Data listing
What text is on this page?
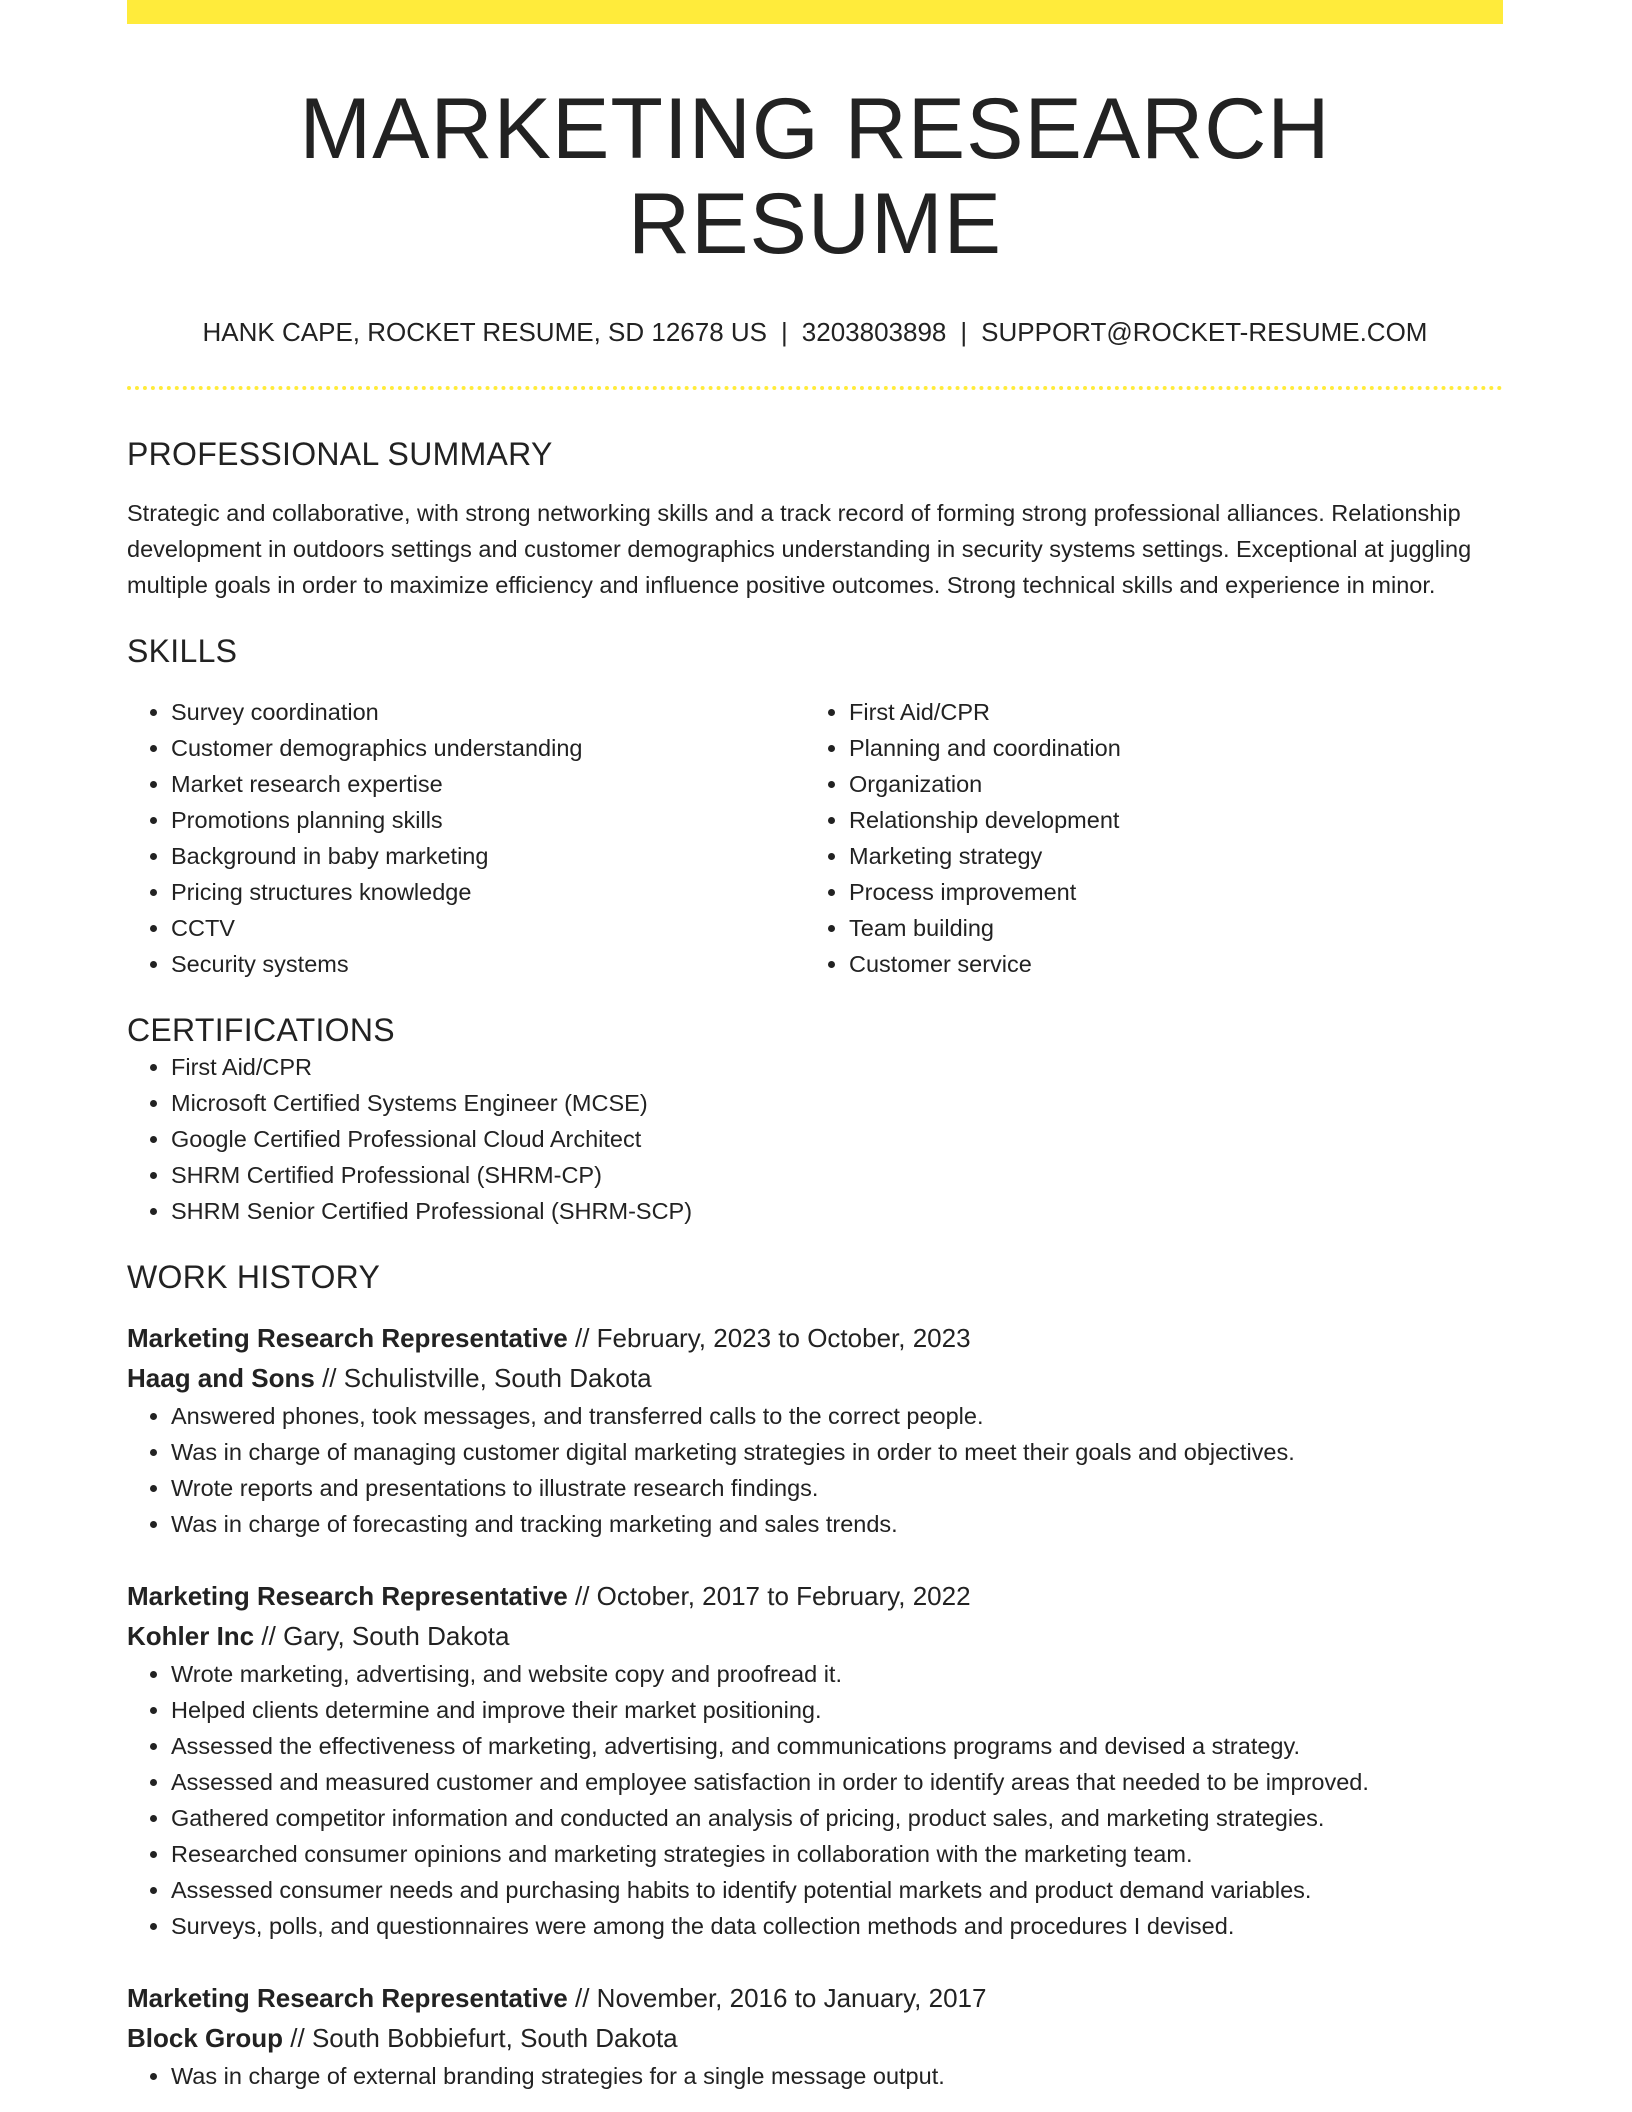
MARKETING RESEARCH RESUME
HANK CAPE, ROCKET RESUME, SD 12678 US | 3203803898 | SUPPORT@ROCKET-RESUME.COM
PROFESSIONAL SUMMARY

Strategic and collaborative, with strong networking skills and a track record of forming strong professional alliances. Relationship development in outdoors settings and customer demographics understanding in security systems settings. Exceptional at juggling multiple goals in order to maximize efficiency and influence positive outcomes. Strong technical skills and experience in minor.

SKILLS
• Survey coordination
• Customer demographics understanding
• Market research expertise
• Promotions planning skills
• Background in baby marketing
• Pricing structures knowledge
• CCTV
• Security systems
• First Aid/CPR
• Planning and coordination
• Organization
• Relationship development
• Marketing strategy
• Process improvement
• Team building
• Customer service
CERTIFICATIONS
• First Aid/CPR
• Microsoft Certified Systems Engineer (MCSE)
• Google Certified Professional Cloud Architect
• SHRM Certified Professional (SHRM-CP)
• SHRM Senior Certified Professional (SHRM-SCP)
WORK HISTORY
Marketing Research Representative // February, 2023 to October, 2023
Haag and Sons // Schulistville, South Dakota
• Answered phones, took messages, and transferred calls to the correct people.
• Was in charge of managing customer digital marketing strategies in order to meet their goals and objectives.
• Wrote reports and presentations to illustrate research findings.
• Was in charge of forecasting and tracking marketing and sales trends.
Marketing Research Representative // October, 2017 to February, 2022
Kohler Inc // Gary, South Dakota
• Wrote marketing, advertising, and website copy and proofread it.
• Helped clients determine and improve their market positioning.
• Assessed the effectiveness of marketing, advertising, and communications programs and devised a strategy.
• Assessed and measured customer and employee satisfaction in order to identify areas that needed to be improved.
• Gathered competitor information and conducted an analysis of pricing, product sales, and marketing strategies.
• Researched consumer opinions and marketing strategies in collaboration with the marketing team.
• Assessed consumer needs and purchasing habits to identify potential markets and product demand variables.
• Surveys, polls, and questionnaires were among the data collection methods and procedures I devised.
Marketing Research Representative // November, 2016 to January, 2017
Block Group // South Bobbiefurt, South Dakota
• Was in charge of external branding strategies for a single message output.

Requirement - Set down every record once more, word for word, without pictures.

Worked solution -
What text is on this page?
MARKETING RESEARCH RESUME
HANK CAPE, ROCKET RESUME, SD 12678 US | 3203803898 | SUPPORT@ROCKET-RESUME.COM
PROFESSIONAL SUMMARY

Strategic and collaborative, with strong networking skills and a track record of forming strong professional alliances. Relationship development in outdoors settings and customer demographics understanding in security systems settings. Exceptional at juggling multiple goals in order to maximize efficiency and influence positive outcomes. Strong technical skills and experience in minor.

SKILLS
• Survey coordination
• Customer demographics understanding
• Market research expertise
• Promotions planning skills
• Background in baby marketing
• Pricing structures knowledge
• CCTV
• Security systems
• First Aid/CPR
• Planning and coordination
• Organization
• Relationship development
• Marketing strategy
• Process improvement
• Team building
• Customer service
CERTIFICATIONS
• First Aid/CPR
• Microsoft Certified Systems Engineer (MCSE)
• Google Certified Professional Cloud Architect
• SHRM Certified Professional (SHRM-CP)
• SHRM Senior Certified Professional (SHRM-SCP)
WORK HISTORY
Marketing Research Representative // February, 2023 to October, 2023
Haag and Sons // Schulistville, South Dakota
• Answered phones, took messages, and transferred calls to the correct people.
• Was in charge of managing customer digital marketing strategies in order to meet their goals and objectives.
• Wrote reports and presentations to illustrate research findings.
• Was in charge of forecasting and tracking marketing and sales trends.
Marketing Research Representative // October, 2017 to February, 2022
Kohler Inc // Gary, South Dakota
• Wrote marketing, advertising, and website copy and proofread it.
• Helped clients determine and improve their market positioning.
• Assessed the effectiveness of marketing, advertising, and communications programs and devised a strategy.
• Assessed and measured customer and employee satisfaction in order to identify areas that needed to be improved.
• Gathered competitor information and conducted an analysis of pricing, product sales, and marketing strategies.
• Researched consumer opinions and marketing strategies in collaboration with the marketing team.
• Assessed consumer needs and purchasing habits to identify potential markets and product demand variables.
• Surveys, polls, and questionnaires were among the data collection methods and procedures I devised.
Marketing Research Representative // November, 2016 to January, 2017
Block Group // South Bobbiefurt, South Dakota
• Was in charge of external branding strategies for a single message output.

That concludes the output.